— START —
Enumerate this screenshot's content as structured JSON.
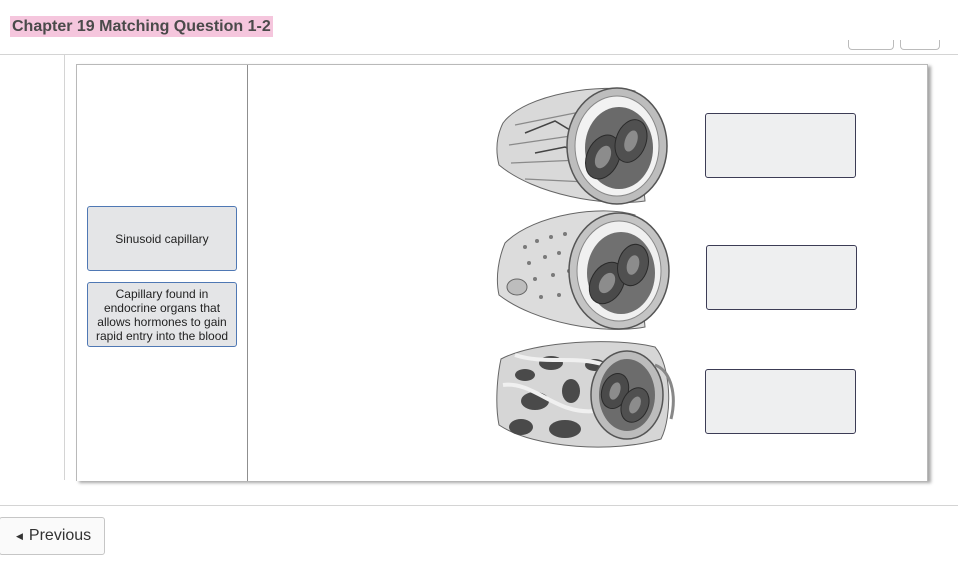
{
  "header": {
    "title": "Chapter 19 Matching Question 1-2"
  },
  "matching": {
    "drag_items": [
      {
        "label": "Sinusoid capillary"
      },
      {
        "label": "Capillary found in endocrine organs that allows hormones to gain rapid entry into the blood"
      }
    ],
    "illustrations": [
      {
        "icon": "continuous-capillary-illustration"
      },
      {
        "icon": "fenestrated-capillary-illustration"
      },
      {
        "icon": "sinusoid-capillary-illustration"
      }
    ],
    "drop_targets": [
      {
        "value": ""
      },
      {
        "value": ""
      },
      {
        "value": ""
      }
    ]
  },
  "footer": {
    "previous_label": "Previous",
    "previous_icon": "caret-left-icon"
  },
  "colors": {
    "title_highlight": "#f5c6dd",
    "tile_border": "#4f78b4",
    "tile_fill": "#e4e5e7",
    "drop_border": "#3c3c55"
  }
}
— END —
▶ _YOUR TASK_
Output the entries above exactly. Drop the pictures.

▶ _SOLUTION_
Enumerate this screenshot's content as structured JSON.
{
  "header": {
    "title": "Chapter 19 Matching Question 1-2"
  },
  "matching": {
    "drag_items": [
      {
        "label": "Sinusoid capillary"
      },
      {
        "label": "Capillary found in endocrine organs that allows hormones to gain rapid entry into the blood"
      }
    ],
    "illustrations": [
      {
        "icon": "continuous-capillary-illustration"
      },
      {
        "icon": "fenestrated-capillary-illustration"
      },
      {
        "icon": "sinusoid-capillary-illustration"
      }
    ],
    "drop_targets": [
      {
        "value": ""
      },
      {
        "value": ""
      },
      {
        "value": ""
      }
    ]
  },
  "footer": {
    "previous_label": "Previous",
    "previous_icon": "caret-left-icon"
  },
  "colors": {
    "title_highlight": "#f5c6dd",
    "tile_border": "#4f78b4",
    "tile_fill": "#e4e5e7",
    "drop_border": "#3c3c55"
  }
}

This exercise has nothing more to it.